──────── Material provided
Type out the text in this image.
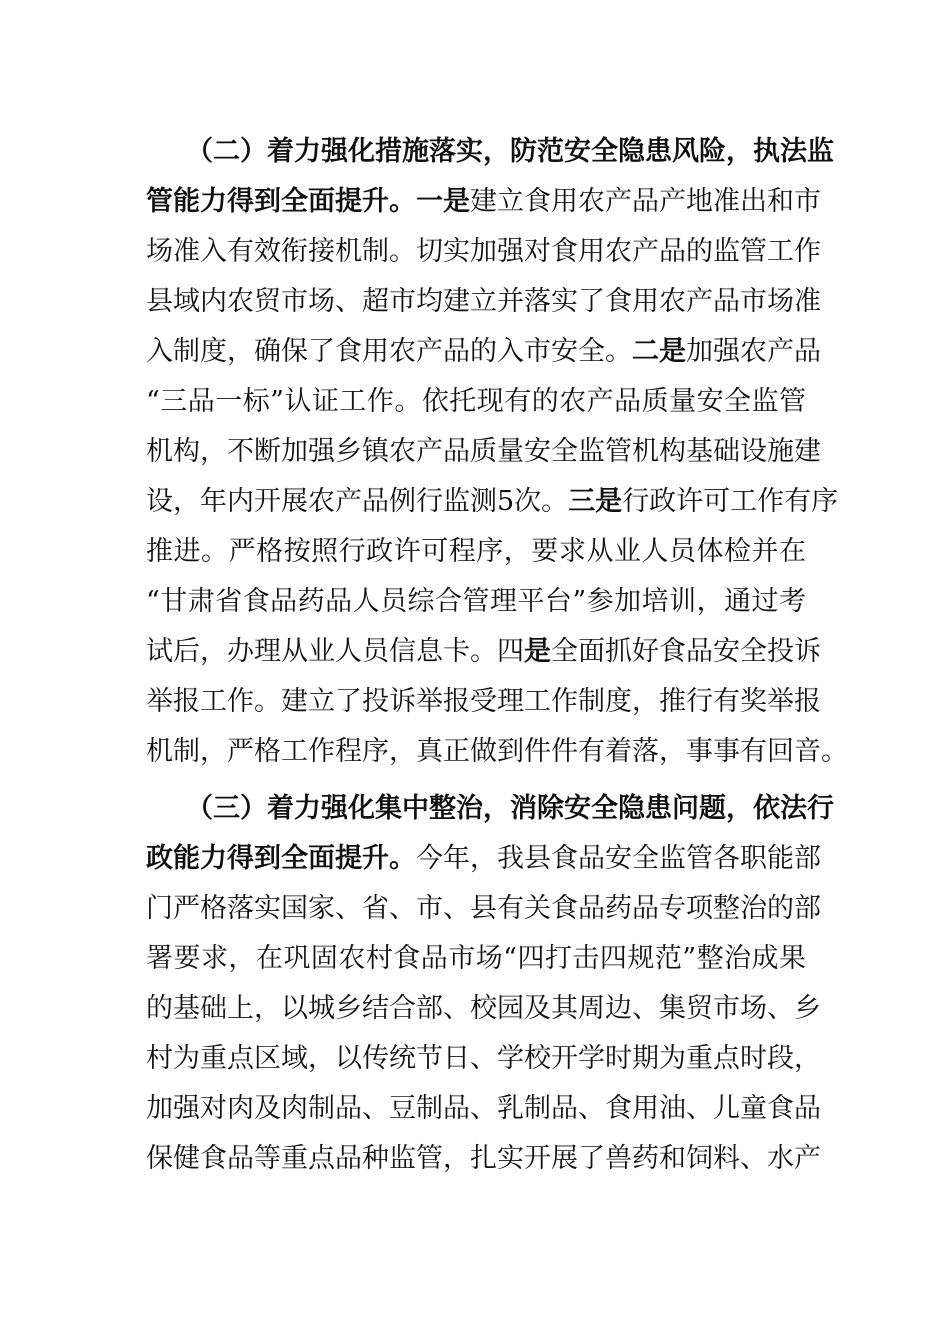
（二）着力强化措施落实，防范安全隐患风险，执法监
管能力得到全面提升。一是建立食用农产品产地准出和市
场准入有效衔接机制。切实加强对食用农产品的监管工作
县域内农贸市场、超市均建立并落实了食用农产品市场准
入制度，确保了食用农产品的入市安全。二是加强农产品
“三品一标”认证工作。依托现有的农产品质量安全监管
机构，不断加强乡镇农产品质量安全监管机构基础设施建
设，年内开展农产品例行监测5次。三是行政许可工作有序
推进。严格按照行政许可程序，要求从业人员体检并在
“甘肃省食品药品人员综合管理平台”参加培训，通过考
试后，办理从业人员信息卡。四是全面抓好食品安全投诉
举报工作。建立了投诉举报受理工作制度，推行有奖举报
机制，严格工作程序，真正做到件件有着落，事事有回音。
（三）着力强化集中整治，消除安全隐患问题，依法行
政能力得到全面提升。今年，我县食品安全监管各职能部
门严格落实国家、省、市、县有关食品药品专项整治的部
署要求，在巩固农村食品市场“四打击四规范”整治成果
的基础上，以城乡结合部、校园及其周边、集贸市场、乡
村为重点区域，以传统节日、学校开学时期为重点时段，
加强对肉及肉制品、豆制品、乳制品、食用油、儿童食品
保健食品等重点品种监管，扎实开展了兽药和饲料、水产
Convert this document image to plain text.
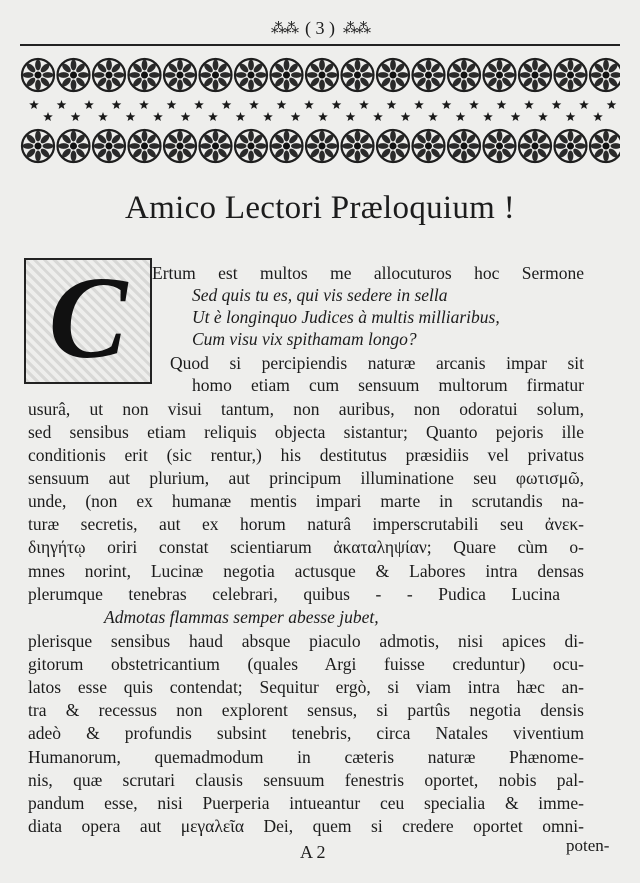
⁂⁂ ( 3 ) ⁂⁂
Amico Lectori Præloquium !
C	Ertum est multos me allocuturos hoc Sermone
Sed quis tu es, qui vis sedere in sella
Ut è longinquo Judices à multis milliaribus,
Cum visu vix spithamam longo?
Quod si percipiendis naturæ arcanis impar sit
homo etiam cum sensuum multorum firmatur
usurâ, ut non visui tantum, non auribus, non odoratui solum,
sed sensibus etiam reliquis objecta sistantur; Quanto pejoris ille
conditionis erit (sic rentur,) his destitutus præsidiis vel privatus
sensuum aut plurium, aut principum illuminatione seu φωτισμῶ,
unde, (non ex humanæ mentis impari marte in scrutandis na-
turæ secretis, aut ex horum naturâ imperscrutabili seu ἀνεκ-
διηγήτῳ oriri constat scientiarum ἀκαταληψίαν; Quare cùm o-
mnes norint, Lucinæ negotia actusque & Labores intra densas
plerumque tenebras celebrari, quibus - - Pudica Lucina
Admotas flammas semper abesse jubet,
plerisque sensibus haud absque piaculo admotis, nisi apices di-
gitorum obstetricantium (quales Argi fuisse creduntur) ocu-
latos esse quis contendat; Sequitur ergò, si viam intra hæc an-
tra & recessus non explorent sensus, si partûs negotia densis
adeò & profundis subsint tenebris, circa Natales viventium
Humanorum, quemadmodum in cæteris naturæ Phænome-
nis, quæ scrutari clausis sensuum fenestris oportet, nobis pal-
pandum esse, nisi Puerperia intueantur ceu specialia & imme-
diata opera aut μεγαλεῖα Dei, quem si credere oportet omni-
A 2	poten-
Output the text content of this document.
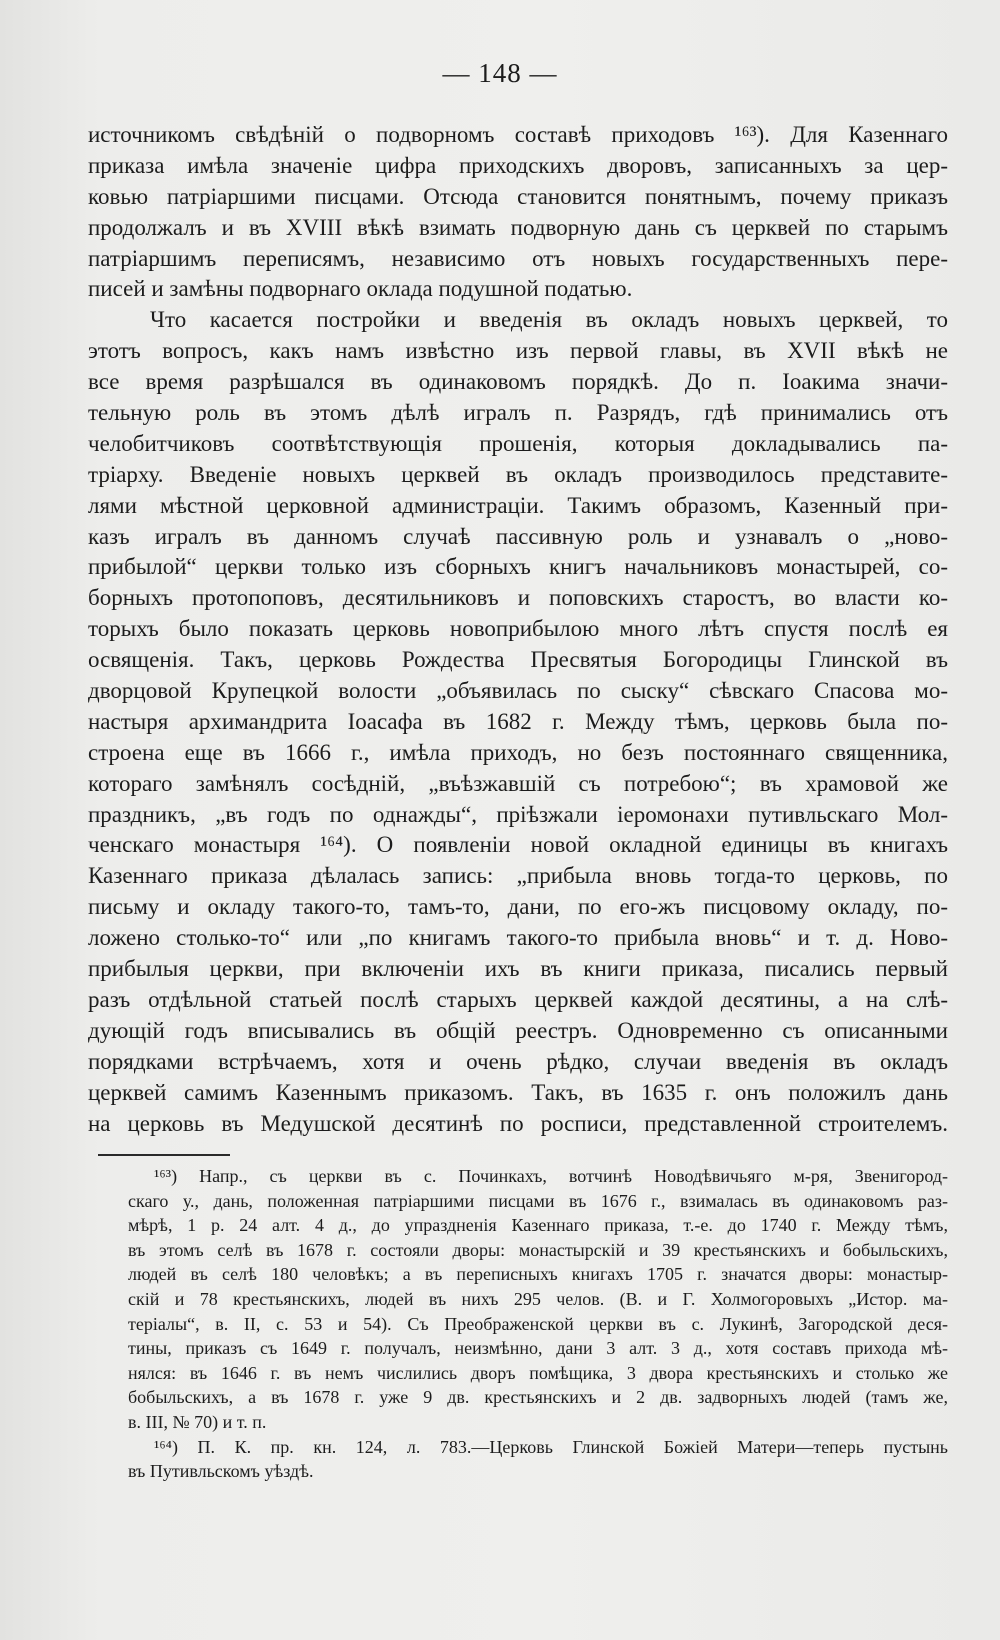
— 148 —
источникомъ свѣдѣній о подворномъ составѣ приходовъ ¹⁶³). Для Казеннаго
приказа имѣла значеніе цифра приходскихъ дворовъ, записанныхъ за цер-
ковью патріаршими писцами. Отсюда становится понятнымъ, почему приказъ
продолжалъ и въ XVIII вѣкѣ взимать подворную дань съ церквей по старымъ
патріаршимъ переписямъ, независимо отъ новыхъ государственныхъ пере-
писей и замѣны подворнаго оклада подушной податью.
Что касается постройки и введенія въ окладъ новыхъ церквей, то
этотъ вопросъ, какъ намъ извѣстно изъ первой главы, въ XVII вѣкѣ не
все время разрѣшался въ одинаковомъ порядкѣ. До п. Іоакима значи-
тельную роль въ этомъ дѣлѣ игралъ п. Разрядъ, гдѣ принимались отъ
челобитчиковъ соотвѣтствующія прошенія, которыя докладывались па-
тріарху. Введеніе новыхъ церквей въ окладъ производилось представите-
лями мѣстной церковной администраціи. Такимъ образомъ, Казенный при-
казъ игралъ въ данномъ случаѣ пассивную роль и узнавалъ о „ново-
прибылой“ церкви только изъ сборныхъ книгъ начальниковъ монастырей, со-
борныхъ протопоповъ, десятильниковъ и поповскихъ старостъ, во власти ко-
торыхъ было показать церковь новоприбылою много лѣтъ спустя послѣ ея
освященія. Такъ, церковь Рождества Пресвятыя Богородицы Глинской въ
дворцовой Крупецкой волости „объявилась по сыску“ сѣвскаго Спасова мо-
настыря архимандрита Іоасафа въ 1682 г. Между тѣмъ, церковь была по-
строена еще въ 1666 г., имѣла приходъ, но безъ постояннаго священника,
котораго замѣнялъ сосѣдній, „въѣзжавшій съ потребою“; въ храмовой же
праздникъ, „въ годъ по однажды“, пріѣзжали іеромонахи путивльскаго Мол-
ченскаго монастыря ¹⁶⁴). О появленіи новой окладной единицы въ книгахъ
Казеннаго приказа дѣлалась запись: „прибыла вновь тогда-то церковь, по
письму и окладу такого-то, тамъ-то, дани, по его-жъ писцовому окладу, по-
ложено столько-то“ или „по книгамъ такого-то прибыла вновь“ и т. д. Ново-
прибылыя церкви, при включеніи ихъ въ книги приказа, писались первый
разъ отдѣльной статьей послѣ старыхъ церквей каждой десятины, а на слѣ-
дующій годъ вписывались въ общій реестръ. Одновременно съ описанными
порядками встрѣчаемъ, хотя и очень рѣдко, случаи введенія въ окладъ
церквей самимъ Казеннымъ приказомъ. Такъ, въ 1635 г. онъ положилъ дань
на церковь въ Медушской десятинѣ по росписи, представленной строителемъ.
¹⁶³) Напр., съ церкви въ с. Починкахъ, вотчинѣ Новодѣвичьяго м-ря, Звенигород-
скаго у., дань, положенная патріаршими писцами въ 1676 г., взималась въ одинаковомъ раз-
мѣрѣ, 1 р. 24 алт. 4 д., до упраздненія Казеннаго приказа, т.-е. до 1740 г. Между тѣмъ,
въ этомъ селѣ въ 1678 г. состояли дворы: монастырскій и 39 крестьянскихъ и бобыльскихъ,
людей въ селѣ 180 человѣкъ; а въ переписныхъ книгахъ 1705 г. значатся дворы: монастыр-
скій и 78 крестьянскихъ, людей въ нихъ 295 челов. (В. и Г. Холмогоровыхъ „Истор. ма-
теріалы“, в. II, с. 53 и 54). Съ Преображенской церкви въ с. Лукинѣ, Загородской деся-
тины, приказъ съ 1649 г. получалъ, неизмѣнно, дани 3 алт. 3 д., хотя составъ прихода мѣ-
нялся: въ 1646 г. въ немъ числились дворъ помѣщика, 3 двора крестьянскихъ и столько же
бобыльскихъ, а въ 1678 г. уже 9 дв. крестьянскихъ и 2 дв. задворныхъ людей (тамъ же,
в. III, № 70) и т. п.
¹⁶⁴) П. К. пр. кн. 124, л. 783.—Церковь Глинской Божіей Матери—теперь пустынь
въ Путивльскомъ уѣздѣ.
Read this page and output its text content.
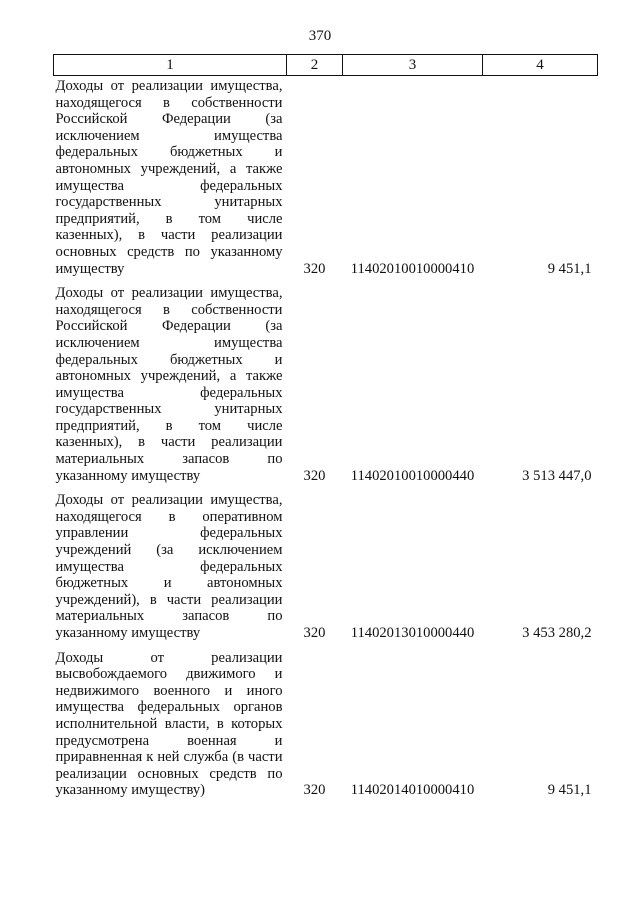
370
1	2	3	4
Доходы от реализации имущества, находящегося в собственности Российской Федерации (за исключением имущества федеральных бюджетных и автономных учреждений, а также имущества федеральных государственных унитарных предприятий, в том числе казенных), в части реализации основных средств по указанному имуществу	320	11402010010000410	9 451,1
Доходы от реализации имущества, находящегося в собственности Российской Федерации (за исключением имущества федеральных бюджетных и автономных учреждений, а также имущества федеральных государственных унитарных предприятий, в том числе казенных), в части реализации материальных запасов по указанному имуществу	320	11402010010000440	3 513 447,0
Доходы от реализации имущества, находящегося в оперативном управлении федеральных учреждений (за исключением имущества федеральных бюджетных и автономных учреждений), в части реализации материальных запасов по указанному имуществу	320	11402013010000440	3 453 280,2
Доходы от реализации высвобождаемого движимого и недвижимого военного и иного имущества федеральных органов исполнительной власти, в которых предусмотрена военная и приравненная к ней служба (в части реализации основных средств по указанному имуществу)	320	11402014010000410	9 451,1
────────────────
▸ Job
Your answer should be a single number: the count of lines in the entries that contain the word "Глинской".

▸ Answer in full
2